§ To do
Make a tally of the lines in the records that include the string "Drabae", and give only that number.

──────── Information given

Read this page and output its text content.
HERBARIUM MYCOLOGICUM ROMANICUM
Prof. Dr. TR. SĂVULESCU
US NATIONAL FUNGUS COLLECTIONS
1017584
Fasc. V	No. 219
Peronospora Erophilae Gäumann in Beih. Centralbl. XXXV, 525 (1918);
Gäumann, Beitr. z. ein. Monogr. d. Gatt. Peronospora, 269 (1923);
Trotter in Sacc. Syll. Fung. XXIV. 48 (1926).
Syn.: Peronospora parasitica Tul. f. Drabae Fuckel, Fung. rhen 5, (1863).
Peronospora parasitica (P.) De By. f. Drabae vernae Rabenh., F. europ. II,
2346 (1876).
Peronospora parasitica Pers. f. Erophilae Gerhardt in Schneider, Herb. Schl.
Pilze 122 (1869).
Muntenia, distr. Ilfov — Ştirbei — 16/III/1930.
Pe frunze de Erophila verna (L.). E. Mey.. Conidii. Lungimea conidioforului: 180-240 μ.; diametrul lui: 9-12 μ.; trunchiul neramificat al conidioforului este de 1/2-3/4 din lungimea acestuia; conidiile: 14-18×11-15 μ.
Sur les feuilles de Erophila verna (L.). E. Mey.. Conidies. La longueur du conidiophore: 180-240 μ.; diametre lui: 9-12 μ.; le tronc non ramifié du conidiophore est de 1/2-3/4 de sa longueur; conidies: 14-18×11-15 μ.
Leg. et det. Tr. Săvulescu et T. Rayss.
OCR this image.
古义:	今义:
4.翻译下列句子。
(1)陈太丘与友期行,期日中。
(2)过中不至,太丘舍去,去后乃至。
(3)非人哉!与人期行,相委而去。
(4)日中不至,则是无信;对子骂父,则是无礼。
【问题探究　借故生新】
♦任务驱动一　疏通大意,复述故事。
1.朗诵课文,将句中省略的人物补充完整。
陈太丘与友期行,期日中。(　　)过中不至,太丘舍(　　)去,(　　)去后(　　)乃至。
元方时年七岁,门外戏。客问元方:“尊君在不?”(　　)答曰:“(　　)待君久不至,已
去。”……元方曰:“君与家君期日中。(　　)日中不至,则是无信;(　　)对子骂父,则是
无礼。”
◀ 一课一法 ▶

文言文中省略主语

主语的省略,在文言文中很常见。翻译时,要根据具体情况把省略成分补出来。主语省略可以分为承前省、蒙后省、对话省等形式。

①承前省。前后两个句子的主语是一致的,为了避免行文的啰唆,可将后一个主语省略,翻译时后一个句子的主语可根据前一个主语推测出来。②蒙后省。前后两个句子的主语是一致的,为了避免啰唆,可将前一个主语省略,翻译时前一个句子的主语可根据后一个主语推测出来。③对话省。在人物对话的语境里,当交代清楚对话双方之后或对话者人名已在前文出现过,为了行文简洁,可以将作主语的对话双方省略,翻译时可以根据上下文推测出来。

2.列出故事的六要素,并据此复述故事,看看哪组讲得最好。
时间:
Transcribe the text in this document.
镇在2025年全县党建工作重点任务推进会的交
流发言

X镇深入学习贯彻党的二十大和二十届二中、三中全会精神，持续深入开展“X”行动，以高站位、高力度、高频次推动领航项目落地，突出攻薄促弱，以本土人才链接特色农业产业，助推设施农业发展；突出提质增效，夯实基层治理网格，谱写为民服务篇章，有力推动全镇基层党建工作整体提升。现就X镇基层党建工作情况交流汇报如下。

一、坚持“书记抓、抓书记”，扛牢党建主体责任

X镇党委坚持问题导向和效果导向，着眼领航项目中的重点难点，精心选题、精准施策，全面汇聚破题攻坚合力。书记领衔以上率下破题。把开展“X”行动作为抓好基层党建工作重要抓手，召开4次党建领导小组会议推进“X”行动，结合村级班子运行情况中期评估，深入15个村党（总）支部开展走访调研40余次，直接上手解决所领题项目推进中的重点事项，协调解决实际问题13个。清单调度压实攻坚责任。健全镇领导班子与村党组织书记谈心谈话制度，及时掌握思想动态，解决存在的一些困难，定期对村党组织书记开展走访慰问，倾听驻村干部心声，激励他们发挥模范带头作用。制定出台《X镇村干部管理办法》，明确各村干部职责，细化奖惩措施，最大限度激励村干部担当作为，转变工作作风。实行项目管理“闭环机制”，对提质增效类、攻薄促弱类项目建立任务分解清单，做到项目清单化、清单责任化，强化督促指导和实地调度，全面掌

────────────────

§ Answer
2